The records should be repeated word for word, pictures excluded.

Stored records:

::::::::

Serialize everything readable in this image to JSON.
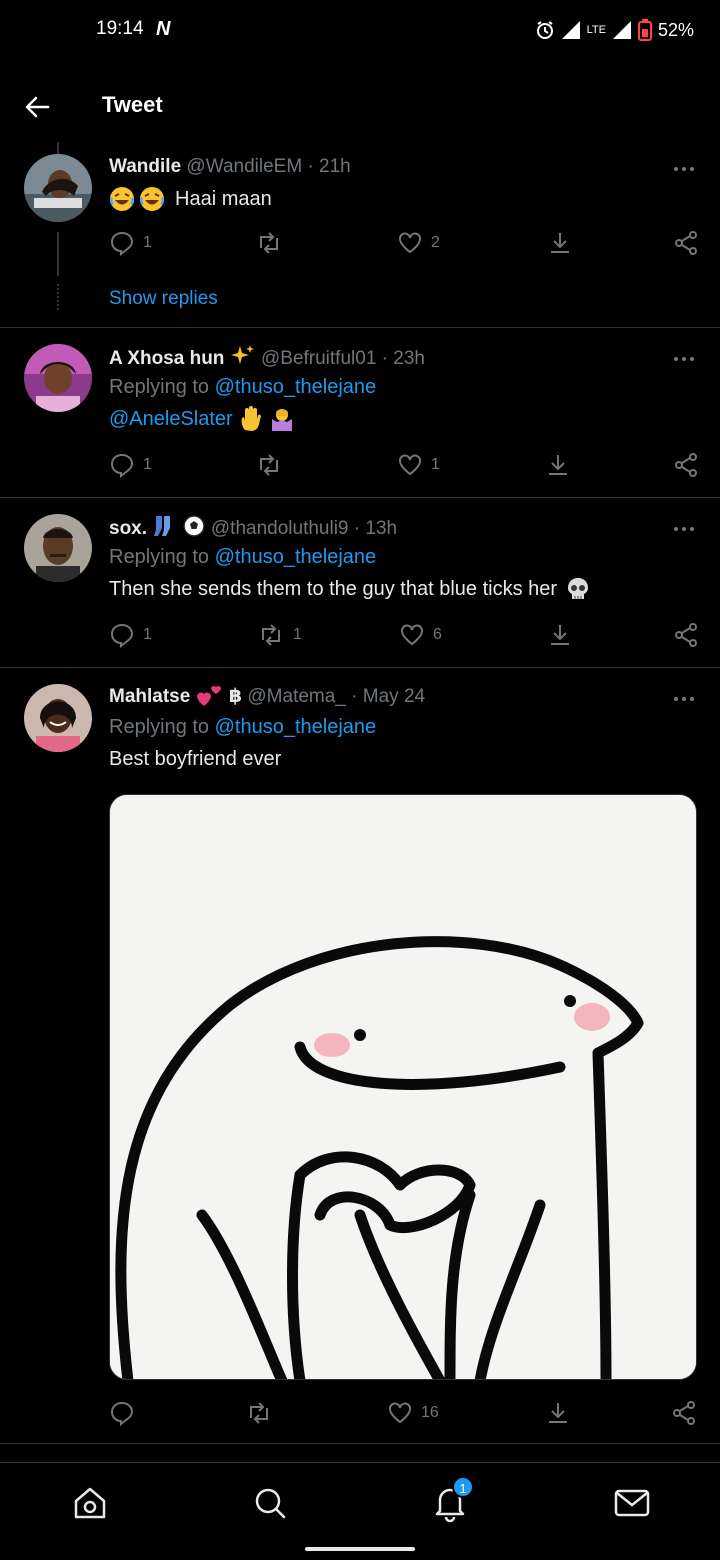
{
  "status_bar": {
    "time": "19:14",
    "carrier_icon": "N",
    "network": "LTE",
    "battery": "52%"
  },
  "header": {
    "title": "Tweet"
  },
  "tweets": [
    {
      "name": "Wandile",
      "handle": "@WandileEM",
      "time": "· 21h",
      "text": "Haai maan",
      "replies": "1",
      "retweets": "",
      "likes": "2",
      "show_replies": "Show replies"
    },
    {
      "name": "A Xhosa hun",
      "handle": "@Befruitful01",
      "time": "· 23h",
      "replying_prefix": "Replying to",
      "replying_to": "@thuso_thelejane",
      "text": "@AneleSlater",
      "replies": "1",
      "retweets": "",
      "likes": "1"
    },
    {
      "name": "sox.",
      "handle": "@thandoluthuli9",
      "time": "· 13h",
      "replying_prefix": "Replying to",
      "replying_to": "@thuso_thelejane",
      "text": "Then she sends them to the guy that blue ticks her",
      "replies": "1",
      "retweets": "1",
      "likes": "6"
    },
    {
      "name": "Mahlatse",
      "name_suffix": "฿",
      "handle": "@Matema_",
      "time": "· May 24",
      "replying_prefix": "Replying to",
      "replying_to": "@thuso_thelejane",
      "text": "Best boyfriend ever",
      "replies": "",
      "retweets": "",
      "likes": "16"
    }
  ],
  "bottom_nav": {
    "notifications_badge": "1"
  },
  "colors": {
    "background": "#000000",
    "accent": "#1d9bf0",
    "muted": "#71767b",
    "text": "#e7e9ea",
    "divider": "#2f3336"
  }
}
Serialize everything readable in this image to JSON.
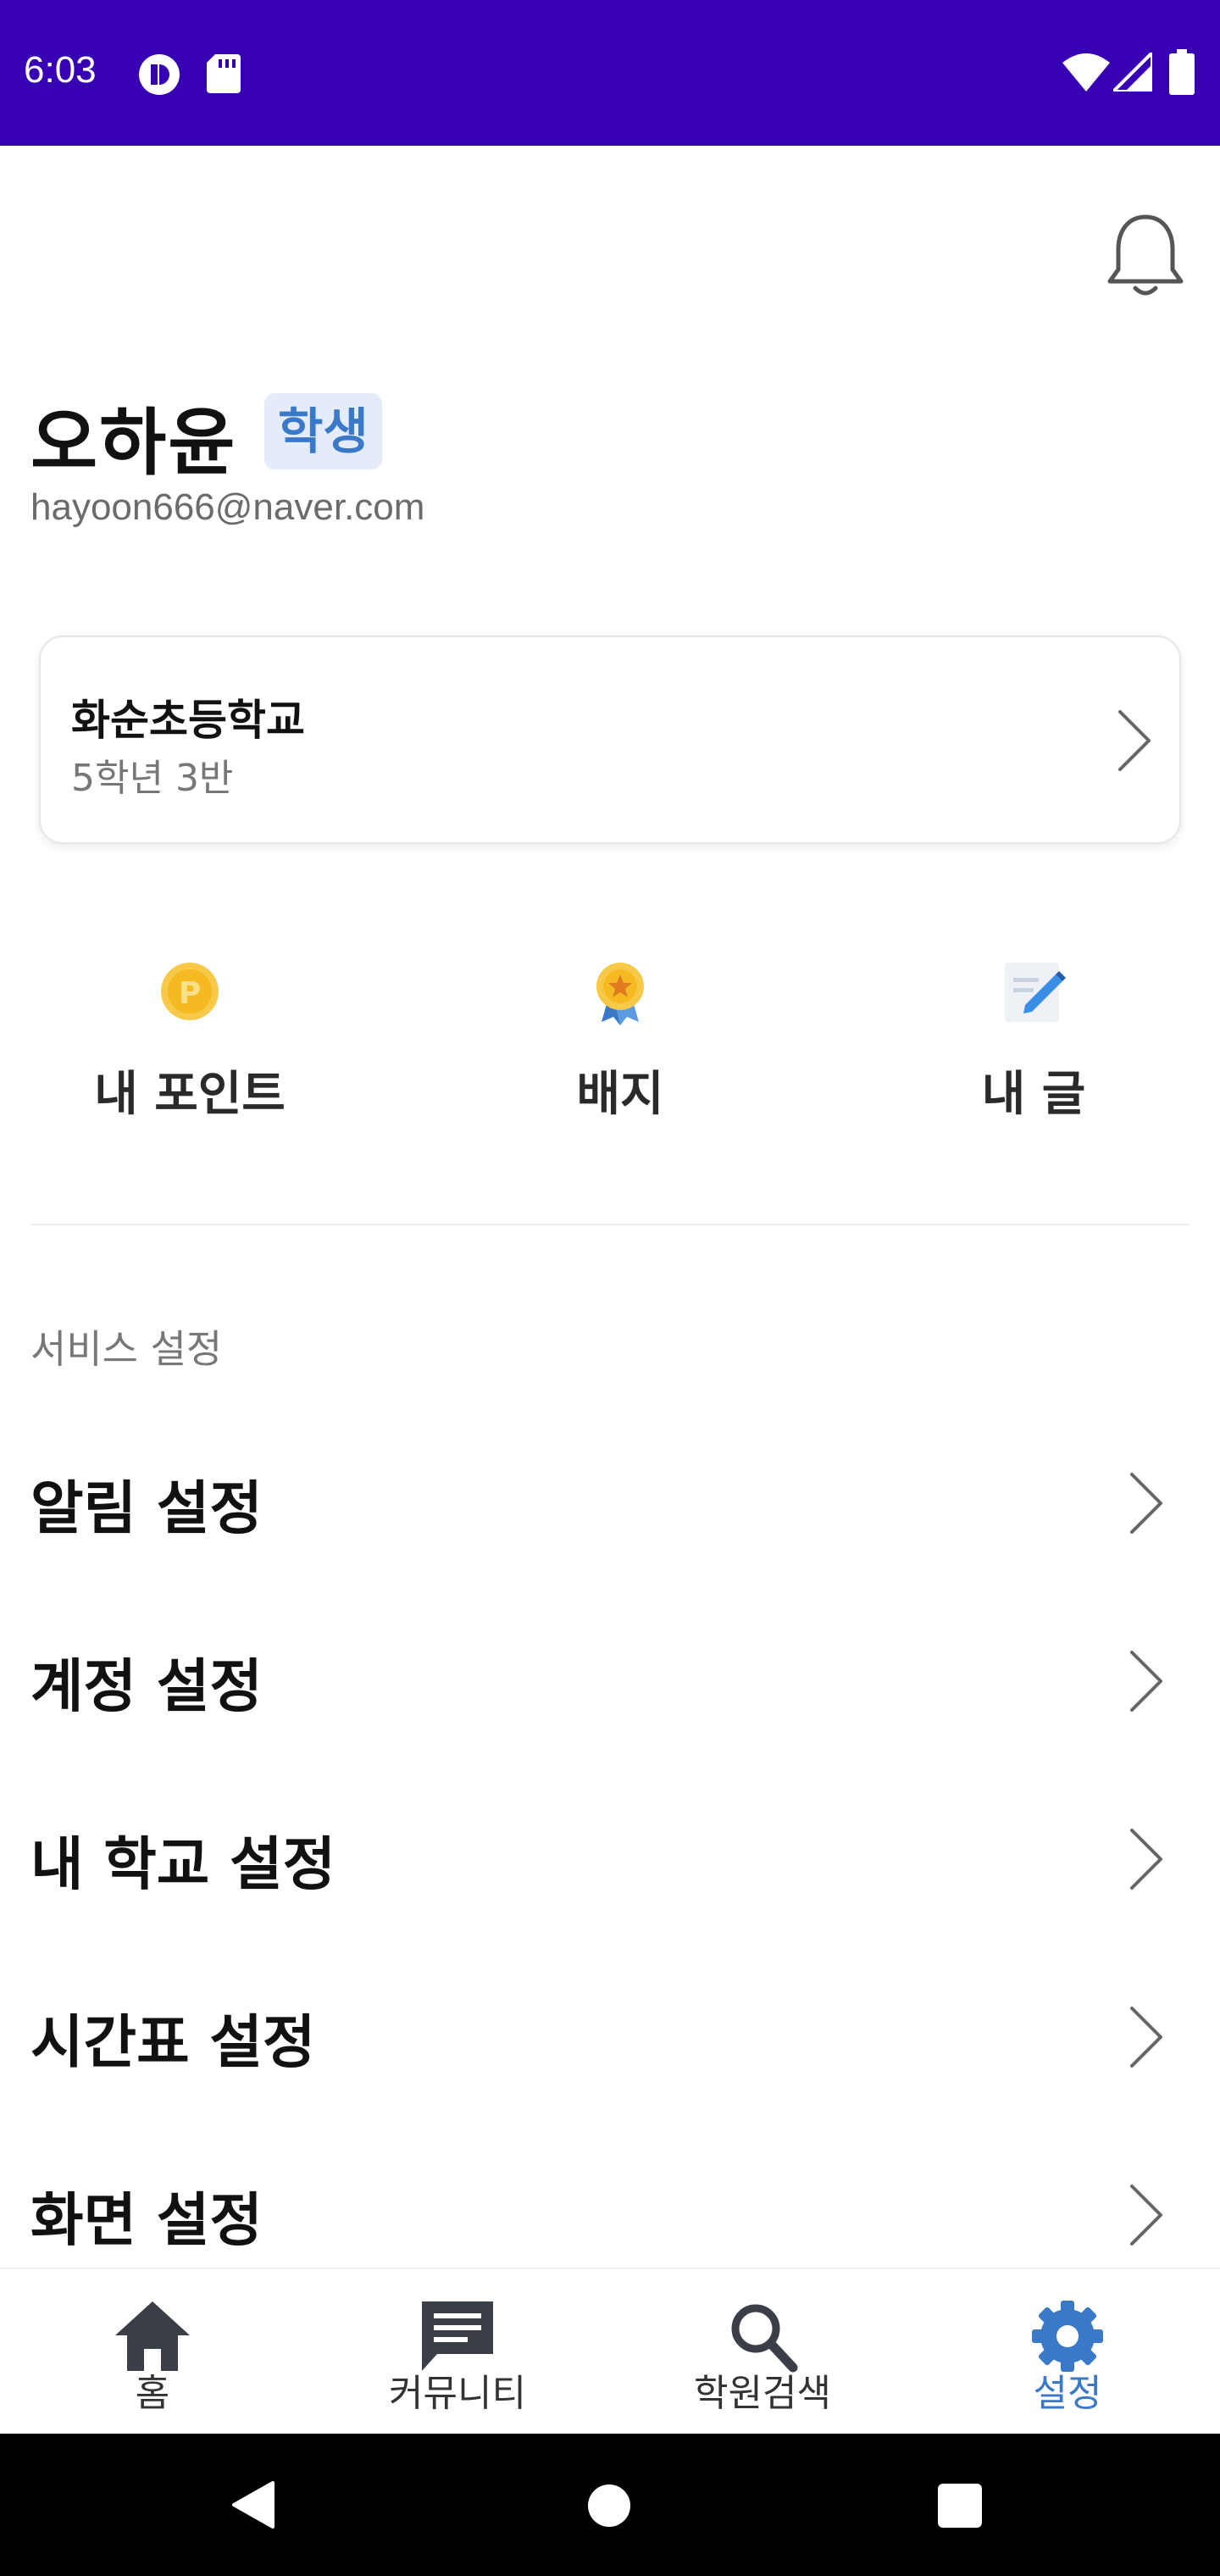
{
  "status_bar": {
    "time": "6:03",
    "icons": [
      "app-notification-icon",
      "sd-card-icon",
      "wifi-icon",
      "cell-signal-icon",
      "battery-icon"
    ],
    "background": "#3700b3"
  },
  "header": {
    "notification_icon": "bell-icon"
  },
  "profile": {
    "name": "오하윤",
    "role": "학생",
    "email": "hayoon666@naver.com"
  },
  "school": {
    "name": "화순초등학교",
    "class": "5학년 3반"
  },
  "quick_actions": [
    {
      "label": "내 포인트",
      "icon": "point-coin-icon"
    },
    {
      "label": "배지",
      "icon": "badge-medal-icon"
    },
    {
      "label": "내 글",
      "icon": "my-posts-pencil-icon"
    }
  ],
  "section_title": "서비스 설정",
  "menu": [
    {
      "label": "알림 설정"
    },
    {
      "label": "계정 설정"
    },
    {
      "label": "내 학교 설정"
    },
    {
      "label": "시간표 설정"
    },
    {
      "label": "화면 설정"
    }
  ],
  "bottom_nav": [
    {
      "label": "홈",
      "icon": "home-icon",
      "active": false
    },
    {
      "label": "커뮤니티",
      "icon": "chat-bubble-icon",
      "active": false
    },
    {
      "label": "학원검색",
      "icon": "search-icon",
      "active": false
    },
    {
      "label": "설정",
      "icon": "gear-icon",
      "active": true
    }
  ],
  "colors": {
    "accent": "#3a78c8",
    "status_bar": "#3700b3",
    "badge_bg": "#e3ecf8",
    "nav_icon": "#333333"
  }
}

::::::::

== Answer to the task ==
Serialize everything readable in this image to JSON.
{
  "status_bar": {
    "time": "19:14",
    "carrier_icon": "N",
    "network": "LTE",
    "battery": "52%"
  },
  "header": {
    "title": "Tweet"
  },
  "tweets": [
    {
      "name": "Wandile",
      "handle": "@WandileEM",
      "time": "· 21h",
      "text": "Haai maan",
      "replies": "1",
      "retweets": "",
      "likes": "2",
      "show_replies": "Show replies"
    },
    {
      "name": "A Xhosa hun",
      "handle": "@Befruitful01",
      "time": "· 23h",
      "replying_prefix": "Replying to",
      "replying_to": "@thuso_thelejane",
      "text": "@AneleSlater",
      "replies": "1",
      "retweets": "",
      "likes": "1"
    },
    {
      "name": "sox.",
      "handle": "@thandoluthuli9",
      "time": "· 13h",
      "replying_prefix": "Replying to",
      "replying_to": "@thuso_thelejane",
      "text": "Then she sends them to the guy that blue ticks her",
      "replies": "1",
      "retweets": "1",
      "likes": "6"
    },
    {
      "name": "Mahlatse",
      "name_suffix": "฿",
      "handle": "@Matema_",
      "time": "· May 24",
      "replying_prefix": "Replying to",
      "replying_to": "@thuso_thelejane",
      "text": "Best boyfriend ever",
      "replies": "",
      "retweets": "",
      "likes": "16"
    }
  ],
  "bottom_nav": {
    "notifications_badge": "1"
  },
  "colors": {
    "background": "#000000",
    "accent": "#1d9bf0",
    "muted": "#71767b",
    "text": "#e7e9ea",
    "divider": "#2f3336"
  }
}
Serialize everything readable in this image to JSON.
{
  "status_bar": {
    "time": "6:03",
    "icons": [
      "app-notification-icon",
      "sd-card-icon",
      "wifi-icon",
      "cell-signal-icon",
      "battery-icon"
    ],
    "background": "#3700b3"
  },
  "header": {
    "notification_icon": "bell-icon"
  },
  "profile": {
    "name": "오하윤",
    "role": "학생",
    "email": "hayoon666@naver.com"
  },
  "school": {
    "name": "화순초등학교",
    "class": "5학년 3반"
  },
  "quick_actions": [
    {
      "label": "내 포인트",
      "icon": "point-coin-icon"
    },
    {
      "label": "배지",
      "icon": "badge-medal-icon"
    },
    {
      "label": "내 글",
      "icon": "my-posts-pencil-icon"
    }
  ],
  "section_title": "서비스 설정",
  "menu": [
    {
      "label": "알림 설정"
    },
    {
      "label": "계정 설정"
    },
    {
      "label": "내 학교 설정"
    },
    {
      "label": "시간표 설정"
    },
    {
      "label": "화면 설정"
    }
  ],
  "bottom_nav": [
    {
      "label": "홈",
      "icon": "home-icon",
      "active": false
    },
    {
      "label": "커뮤니티",
      "icon": "chat-bubble-icon",
      "active": false
    },
    {
      "label": "학원검색",
      "icon": "search-icon",
      "active": false
    },
    {
      "label": "설정",
      "icon": "gear-icon",
      "active": true
    }
  ],
  "colors": {
    "accent": "#3a78c8",
    "status_bar": "#3700b3",
    "badge_bg": "#e3ecf8",
    "nav_icon": "#333333"
  }
}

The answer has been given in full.